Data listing
★ ★ ★ ★ ★

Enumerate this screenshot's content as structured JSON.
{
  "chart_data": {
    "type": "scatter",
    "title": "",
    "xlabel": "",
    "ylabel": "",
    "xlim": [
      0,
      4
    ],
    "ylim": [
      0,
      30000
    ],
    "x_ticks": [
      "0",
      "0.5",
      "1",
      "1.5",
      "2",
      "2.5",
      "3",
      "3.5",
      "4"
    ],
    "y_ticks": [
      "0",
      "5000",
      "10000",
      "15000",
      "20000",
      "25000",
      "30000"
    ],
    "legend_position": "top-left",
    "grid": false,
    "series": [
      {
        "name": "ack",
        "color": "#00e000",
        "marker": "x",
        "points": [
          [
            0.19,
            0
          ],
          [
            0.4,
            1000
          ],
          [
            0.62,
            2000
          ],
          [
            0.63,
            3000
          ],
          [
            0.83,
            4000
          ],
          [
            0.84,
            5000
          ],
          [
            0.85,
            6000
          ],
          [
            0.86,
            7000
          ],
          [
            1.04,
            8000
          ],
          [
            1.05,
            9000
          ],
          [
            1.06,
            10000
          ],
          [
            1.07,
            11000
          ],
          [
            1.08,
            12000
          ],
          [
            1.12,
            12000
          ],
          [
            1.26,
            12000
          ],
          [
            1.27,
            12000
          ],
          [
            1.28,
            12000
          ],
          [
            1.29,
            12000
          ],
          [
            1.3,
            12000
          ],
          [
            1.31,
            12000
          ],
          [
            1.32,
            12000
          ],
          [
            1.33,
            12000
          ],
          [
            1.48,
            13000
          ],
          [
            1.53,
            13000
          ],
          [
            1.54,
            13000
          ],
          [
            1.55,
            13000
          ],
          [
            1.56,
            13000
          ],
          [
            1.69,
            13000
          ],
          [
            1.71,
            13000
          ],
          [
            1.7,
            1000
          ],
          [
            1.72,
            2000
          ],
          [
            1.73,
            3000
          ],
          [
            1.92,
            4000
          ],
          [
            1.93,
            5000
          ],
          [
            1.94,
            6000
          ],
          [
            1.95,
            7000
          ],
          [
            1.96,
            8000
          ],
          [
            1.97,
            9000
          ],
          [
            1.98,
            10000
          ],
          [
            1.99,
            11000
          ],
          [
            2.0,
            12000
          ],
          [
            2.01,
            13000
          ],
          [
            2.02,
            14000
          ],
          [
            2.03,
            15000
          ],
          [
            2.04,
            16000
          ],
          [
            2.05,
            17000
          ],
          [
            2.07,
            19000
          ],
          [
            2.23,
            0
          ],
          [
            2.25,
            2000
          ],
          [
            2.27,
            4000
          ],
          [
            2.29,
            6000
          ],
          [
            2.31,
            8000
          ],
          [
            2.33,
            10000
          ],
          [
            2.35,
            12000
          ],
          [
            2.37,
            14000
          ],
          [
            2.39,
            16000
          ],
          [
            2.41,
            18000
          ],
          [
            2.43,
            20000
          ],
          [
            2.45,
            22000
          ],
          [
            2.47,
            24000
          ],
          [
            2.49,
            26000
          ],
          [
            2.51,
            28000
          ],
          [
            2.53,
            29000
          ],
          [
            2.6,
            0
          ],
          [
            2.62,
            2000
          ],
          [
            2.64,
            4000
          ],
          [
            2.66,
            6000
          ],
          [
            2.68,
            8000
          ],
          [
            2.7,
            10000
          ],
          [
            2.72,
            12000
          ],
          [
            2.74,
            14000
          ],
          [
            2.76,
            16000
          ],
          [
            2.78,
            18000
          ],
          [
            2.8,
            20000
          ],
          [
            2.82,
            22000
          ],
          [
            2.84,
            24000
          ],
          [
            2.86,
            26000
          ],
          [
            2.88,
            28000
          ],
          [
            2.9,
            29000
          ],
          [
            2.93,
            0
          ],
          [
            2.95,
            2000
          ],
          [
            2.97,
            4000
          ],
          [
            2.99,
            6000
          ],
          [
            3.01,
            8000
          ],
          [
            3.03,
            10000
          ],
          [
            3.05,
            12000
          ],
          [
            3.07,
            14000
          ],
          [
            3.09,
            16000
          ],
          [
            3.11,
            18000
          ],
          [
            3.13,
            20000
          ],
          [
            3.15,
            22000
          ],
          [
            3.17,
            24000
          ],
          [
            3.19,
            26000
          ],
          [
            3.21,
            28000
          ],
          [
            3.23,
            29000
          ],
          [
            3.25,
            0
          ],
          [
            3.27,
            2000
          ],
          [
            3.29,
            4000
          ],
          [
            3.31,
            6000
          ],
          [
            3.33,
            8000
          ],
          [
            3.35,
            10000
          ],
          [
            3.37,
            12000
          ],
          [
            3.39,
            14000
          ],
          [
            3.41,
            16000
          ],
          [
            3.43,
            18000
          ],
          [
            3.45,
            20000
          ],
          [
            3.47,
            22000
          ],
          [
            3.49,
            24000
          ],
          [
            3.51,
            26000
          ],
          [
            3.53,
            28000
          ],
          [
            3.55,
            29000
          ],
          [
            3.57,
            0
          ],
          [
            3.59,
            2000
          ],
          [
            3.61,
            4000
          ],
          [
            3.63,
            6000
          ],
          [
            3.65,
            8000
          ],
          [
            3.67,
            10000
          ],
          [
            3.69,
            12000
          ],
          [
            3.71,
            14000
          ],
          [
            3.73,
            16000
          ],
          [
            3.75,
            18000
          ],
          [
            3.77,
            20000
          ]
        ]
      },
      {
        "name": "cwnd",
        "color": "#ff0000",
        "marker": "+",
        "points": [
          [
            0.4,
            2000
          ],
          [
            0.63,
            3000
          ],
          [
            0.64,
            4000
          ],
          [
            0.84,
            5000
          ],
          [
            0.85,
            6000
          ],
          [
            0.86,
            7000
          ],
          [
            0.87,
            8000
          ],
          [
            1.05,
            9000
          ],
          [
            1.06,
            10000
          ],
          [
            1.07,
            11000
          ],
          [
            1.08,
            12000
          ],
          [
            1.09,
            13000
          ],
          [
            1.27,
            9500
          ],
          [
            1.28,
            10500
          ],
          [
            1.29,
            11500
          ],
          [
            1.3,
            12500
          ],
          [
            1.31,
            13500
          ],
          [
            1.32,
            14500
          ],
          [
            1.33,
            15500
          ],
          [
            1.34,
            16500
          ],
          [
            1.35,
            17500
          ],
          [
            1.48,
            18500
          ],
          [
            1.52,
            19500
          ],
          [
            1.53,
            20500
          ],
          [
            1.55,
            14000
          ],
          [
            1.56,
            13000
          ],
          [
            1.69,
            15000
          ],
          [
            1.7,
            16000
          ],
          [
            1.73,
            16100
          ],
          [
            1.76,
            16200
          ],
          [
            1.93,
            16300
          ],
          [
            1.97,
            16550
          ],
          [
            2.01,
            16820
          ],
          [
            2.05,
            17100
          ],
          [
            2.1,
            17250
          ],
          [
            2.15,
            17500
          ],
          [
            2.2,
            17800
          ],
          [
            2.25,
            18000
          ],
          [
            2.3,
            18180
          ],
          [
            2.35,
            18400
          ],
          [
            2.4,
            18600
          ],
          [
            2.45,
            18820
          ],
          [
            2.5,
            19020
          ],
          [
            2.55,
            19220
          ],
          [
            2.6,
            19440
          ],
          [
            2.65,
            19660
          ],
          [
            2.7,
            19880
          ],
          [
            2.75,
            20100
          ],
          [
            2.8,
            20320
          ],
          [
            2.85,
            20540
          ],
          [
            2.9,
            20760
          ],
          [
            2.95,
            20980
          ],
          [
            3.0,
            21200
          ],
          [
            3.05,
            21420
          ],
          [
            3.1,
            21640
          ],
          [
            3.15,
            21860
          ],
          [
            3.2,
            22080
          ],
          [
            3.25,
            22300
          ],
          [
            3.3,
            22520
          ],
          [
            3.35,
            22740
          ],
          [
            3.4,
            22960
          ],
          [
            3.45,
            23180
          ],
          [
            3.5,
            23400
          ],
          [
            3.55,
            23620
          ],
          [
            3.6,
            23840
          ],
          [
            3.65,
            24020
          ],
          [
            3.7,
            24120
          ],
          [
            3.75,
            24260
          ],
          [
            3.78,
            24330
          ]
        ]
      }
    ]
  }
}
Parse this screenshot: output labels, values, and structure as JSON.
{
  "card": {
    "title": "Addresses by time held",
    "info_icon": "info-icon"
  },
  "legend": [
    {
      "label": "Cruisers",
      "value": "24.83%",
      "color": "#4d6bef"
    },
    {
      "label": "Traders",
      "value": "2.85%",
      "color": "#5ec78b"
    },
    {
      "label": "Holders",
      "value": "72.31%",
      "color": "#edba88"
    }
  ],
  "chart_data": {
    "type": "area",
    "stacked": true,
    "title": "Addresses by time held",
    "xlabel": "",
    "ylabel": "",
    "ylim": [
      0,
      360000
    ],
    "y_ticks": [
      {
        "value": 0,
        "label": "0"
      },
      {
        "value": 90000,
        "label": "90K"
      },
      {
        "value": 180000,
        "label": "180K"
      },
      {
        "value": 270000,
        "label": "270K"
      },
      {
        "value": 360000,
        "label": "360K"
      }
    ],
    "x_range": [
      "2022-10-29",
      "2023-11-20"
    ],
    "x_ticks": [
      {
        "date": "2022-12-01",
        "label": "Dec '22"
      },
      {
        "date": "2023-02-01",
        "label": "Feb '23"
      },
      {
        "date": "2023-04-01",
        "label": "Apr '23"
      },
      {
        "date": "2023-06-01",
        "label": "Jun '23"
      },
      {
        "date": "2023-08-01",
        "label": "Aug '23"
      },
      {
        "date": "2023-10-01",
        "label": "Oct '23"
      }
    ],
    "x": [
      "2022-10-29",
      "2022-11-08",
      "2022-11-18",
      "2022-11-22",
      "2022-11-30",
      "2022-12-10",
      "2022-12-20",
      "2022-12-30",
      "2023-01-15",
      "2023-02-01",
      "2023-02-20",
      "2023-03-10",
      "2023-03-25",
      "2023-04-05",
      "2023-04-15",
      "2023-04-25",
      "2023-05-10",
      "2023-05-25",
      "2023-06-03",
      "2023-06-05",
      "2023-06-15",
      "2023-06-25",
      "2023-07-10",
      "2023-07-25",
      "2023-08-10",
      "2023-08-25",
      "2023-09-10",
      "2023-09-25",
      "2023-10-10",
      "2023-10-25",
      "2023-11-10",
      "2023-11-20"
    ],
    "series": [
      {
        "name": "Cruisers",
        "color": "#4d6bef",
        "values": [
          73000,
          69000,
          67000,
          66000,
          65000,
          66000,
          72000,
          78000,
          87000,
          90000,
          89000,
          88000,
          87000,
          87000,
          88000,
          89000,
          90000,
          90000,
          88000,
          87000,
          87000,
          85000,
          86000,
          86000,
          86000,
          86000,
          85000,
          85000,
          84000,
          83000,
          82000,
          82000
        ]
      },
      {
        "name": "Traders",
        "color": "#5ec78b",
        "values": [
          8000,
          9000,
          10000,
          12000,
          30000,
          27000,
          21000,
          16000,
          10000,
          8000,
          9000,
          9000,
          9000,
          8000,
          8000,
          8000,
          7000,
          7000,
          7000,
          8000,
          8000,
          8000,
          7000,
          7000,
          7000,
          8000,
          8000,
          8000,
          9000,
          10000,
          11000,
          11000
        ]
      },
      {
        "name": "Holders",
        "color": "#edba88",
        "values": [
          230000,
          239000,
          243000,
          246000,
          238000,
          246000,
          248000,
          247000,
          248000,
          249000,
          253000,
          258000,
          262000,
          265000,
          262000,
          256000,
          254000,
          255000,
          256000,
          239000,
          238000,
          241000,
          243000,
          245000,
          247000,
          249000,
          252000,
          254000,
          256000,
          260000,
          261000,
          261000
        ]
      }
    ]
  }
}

★ ★ ★ ★ ★

WRITTEN EXERCISE →
Using the listing, say how many lines include the word "JSON", and add nothing else.

FINAL ANSWER →
2